SELECTED PASSAGE –

□ □ □ □ □ □ □

U.S. Route 20 (US 20) runs its easternmost  in the U.S. state of Massachusetts. The highway crosses the state border from New Lebanon, New York, into Hancock, Massachusetts, and runs eastward to Boston, where it ends at State Route 2 in Kenmore Square. It spends the vast majority of its journey paralleling I-90 (the Massachusetts Turnpike), which has largely superseded US-20 for through travel. Still, US-20 directly serves many towns and local business areas which the Turnpike bypasses.

U.S. Route 20 is currently the longest numbered highway in the entire country, at an estimated length of 3,365 miles between Boston and Newport, Oregon.

Parts of US 20 between the Worcester and Boston areas are part of an alignment of the Boston Post Road, an early colonial highway designated in 1673 for carrying mail between New York City and Boston. US 20 is still locally known as the "Boston Post Road" in the towns of Northborough, Marlborough, Sudbury, Wayland, and Weston.

Route description

Berkshire, Hampshire, and Hampden Counties
U.S. Route 20 begins its eastward trek crossing the New York state border into Hancock, Massachusetts and passing through the southern edge of the Pittsfield State Forest before entering Pittsfield and serving as the northern terminus of Route 41. The highway enters downtown and meets U.S. Route 7, near the western terminus of Route 9. After its intersection with US-7, US-20 heads south, and the two routes form a concurrency into the town of Lenox. In Lenox, Route 7A splits off from the main road to serve the center of town, and US-20 splits from US-7 shortly thereafter to travel through the town of Lee to the southeast. The highway passes through Lee and has an interchange with I-90 (the Massachusetts Turnpike) at Exit 10 (formerly Exit 2), south of town, near the eastern terminus of Route 102. Becoming the Jacob’s Ladder Scenic Byway for the next 30 miles, US-20 returns to its eastward direction at this point and closely parallels the Mass Pike, having three non-interchange junctions with it before entering the town of Becket and meeting Route 8. Route 8 northbound forms a concurrency with US-20 to directly serve the town, while the Mass Pike passes south of Becket. Upon crossing through the town center, Route 8 splits from US-20, and it continues eastbound, passing into Hampden County and the town of Chester.

□ □ □ □ □ □ □

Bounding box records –
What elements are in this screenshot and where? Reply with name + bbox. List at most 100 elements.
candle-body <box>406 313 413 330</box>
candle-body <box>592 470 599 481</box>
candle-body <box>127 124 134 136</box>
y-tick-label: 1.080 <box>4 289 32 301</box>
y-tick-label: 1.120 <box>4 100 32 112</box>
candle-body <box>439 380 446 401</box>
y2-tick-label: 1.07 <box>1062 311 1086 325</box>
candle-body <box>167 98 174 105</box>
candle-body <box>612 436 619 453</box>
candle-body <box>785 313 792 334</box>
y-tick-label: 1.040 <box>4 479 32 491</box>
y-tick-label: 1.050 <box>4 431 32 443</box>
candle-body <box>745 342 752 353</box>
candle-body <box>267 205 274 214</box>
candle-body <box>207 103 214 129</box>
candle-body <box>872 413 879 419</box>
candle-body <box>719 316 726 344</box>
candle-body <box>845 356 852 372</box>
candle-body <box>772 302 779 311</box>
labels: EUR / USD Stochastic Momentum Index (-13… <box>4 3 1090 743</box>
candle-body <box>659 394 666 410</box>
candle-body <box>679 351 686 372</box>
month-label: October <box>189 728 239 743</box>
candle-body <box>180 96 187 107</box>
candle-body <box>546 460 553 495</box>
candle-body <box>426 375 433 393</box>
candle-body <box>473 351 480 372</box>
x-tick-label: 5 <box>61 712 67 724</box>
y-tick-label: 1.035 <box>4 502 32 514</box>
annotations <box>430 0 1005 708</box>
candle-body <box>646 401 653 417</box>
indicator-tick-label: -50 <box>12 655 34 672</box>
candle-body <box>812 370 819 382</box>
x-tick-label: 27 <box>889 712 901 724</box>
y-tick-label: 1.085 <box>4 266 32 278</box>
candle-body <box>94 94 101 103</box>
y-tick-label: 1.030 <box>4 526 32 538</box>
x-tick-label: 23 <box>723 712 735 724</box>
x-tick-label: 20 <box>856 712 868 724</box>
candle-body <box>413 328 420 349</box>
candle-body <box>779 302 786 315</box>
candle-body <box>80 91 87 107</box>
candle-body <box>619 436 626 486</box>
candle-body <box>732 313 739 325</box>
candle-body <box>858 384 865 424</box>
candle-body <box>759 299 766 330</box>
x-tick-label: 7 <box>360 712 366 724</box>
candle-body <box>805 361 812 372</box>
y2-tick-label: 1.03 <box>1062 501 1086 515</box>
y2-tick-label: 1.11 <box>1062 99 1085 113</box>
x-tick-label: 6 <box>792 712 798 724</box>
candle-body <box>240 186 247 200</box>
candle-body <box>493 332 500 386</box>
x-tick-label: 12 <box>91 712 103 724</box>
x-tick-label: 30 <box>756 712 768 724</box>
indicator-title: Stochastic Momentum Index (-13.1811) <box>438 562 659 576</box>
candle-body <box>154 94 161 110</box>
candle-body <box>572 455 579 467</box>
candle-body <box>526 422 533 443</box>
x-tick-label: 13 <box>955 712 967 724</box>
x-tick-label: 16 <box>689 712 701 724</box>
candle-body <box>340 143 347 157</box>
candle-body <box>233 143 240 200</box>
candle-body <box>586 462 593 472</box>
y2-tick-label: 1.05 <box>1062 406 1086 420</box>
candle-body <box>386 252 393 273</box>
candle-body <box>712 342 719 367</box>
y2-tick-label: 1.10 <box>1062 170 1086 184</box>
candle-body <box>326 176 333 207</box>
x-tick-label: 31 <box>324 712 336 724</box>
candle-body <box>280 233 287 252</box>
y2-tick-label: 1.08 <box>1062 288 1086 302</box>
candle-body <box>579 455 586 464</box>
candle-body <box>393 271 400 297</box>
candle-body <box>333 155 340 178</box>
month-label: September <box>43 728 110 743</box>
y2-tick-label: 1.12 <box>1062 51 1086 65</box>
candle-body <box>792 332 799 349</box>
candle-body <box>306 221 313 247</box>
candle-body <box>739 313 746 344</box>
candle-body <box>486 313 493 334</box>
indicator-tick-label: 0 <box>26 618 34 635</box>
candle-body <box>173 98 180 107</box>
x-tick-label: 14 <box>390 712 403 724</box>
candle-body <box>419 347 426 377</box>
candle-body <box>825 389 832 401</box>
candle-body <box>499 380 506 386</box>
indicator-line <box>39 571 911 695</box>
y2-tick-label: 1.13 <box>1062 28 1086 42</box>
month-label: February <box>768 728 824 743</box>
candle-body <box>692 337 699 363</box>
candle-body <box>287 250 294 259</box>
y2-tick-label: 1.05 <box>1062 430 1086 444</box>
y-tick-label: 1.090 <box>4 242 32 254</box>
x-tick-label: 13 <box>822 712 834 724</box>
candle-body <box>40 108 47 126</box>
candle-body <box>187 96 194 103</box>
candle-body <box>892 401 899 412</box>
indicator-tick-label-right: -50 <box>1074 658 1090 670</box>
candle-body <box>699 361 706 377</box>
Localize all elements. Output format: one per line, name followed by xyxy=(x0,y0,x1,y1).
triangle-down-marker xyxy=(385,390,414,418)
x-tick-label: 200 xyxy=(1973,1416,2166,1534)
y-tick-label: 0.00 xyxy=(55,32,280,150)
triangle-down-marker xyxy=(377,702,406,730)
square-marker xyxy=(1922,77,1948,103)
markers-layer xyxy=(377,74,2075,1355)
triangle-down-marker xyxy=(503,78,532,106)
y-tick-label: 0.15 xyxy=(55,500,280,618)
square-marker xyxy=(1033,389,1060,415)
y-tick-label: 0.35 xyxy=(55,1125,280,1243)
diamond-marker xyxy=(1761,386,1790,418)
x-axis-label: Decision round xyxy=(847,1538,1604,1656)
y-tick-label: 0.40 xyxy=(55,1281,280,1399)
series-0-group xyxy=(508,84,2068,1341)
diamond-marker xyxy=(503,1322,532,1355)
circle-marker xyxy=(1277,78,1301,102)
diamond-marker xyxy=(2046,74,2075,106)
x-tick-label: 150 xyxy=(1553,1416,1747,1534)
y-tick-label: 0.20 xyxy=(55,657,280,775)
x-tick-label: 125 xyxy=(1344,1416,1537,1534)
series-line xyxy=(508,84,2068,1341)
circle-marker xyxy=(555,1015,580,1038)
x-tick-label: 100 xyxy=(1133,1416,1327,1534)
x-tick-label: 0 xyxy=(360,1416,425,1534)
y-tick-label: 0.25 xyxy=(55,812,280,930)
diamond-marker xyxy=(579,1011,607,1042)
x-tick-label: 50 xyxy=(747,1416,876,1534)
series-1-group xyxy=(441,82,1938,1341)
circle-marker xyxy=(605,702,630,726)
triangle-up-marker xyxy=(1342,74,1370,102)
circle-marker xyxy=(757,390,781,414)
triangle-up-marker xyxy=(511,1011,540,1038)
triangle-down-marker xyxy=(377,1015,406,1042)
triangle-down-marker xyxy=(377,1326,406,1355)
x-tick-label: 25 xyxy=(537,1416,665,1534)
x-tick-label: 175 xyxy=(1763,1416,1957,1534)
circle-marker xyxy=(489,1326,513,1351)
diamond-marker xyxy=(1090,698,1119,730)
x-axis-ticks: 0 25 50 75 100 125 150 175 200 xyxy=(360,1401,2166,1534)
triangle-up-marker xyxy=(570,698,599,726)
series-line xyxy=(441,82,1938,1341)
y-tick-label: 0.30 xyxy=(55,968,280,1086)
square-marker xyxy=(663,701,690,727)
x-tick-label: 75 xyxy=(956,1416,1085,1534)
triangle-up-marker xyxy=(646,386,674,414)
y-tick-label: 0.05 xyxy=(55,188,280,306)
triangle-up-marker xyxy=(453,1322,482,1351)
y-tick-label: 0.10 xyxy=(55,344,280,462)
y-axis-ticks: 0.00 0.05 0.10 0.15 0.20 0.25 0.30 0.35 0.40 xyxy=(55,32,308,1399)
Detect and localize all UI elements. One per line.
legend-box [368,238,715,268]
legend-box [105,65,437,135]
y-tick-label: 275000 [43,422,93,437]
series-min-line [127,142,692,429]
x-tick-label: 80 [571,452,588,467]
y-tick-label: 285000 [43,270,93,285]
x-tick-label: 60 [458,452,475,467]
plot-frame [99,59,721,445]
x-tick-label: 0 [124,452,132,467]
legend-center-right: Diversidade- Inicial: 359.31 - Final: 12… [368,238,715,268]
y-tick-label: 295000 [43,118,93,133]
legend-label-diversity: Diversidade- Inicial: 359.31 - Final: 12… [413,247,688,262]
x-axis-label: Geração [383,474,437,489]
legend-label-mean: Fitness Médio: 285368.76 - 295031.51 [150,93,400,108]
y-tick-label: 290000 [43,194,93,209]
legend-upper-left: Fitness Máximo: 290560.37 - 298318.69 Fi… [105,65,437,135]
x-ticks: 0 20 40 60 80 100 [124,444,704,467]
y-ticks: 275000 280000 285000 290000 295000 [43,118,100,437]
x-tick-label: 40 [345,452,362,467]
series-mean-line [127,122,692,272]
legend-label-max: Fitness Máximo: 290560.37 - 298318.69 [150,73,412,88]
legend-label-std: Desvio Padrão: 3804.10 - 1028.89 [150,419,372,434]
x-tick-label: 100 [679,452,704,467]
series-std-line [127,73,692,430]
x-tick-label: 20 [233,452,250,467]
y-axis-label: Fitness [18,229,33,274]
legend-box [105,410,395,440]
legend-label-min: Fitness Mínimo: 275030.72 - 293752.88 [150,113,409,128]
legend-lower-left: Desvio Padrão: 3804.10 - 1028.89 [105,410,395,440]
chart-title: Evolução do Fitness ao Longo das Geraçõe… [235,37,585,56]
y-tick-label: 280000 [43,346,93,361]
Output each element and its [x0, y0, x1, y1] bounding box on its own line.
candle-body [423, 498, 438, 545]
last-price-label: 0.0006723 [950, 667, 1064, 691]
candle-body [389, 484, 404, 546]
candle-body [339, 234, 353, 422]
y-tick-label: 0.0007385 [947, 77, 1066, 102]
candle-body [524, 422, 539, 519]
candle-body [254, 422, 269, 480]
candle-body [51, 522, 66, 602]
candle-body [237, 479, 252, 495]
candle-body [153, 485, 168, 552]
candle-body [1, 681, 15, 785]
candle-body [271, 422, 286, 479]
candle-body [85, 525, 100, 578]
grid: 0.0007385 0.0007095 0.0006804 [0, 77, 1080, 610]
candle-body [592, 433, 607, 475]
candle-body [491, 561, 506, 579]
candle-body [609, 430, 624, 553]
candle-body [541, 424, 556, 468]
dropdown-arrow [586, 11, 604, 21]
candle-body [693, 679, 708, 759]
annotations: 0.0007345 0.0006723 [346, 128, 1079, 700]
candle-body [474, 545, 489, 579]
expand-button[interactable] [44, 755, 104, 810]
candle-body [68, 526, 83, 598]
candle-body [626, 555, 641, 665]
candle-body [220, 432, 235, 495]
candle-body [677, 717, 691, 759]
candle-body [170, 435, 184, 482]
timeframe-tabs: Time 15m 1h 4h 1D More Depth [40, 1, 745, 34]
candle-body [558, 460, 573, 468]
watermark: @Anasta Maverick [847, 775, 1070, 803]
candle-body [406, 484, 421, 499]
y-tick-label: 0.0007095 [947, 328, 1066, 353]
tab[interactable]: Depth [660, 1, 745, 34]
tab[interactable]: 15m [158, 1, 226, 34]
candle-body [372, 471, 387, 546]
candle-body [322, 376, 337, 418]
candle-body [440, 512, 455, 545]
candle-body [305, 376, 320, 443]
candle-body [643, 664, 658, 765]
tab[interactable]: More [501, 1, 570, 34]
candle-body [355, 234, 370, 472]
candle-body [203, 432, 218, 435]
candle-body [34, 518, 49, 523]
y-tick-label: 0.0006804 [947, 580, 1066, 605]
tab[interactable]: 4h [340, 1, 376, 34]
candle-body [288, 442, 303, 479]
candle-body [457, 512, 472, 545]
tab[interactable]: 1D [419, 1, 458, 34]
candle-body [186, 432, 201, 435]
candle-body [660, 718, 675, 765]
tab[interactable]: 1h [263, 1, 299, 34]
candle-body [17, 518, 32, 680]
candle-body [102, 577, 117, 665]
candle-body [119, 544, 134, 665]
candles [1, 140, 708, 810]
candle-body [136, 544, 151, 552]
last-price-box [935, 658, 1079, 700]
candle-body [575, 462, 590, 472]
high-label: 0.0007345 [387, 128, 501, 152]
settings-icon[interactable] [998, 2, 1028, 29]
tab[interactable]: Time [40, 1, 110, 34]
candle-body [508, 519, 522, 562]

□ □ □ □ □ □ □

REQUIREMENTS –
• A. Rewrite the paragraph of the U.S. Route 20 text that begins "Parts of US 20 between the Worcester and Boston areas" as a short list, keeping its main facts.
• B. In the records, from the first line through the line containing "candle-body <box>426 375 433 393</box>", swap "y-tick-label" for "price-axis-label" and leave everything else unchanged. Give only those lines, including both ends.

ANSWERS TO EACH TASK –
• A.
- Parts of US 20 between the Worcester and Boston areas follow an alignment of the Boston Post Road.
- The Boston Post Road was an early colonial highway designated in 1673 to carry mail between New York City and Boston.
- US 20 is still locally called the "Boston Post Road" in Northborough, Marlborough, Sudbury, Wayland, and Weston.

• B.
What elements are in this screenshot and where? Reply with name + bbox. List at most 100 elements.
candle-body <box>406 313 413 330</box>
candle-body <box>592 470 599 481</box>
candle-body <box>127 124 134 136</box>
price-axis-label: 1.080 <box>4 289 32 301</box>
price-axis-label: 1.120 <box>4 100 32 112</box>
candle-body <box>439 380 446 401</box>
y2-tick-label: 1.07 <box>1062 311 1086 325</box>
candle-body <box>167 98 174 105</box>
candle-body <box>612 436 619 453</box>
candle-body <box>785 313 792 334</box>
price-axis-label: 1.040 <box>4 479 32 491</box>
price-axis-label: 1.050 <box>4 431 32 443</box>
candle-body <box>745 342 752 353</box>
candle-body <box>267 205 274 214</box>
candle-body <box>207 103 214 129</box>
candle-body <box>872 413 879 419</box>
candle-body <box>719 316 726 344</box>
candle-body <box>845 356 852 372</box>
candle-body <box>772 302 779 311</box>
labels: EUR / USD Stochastic Momentum Index (-13… <box>4 3 1090 743</box>
candle-body <box>659 394 666 410</box>
candle-body <box>679 351 686 372</box>
month-label: October <box>189 728 239 743</box>
candle-body <box>180 96 187 107</box>
candle-body <box>546 460 553 495</box>
candle-body <box>426 375 433 393</box>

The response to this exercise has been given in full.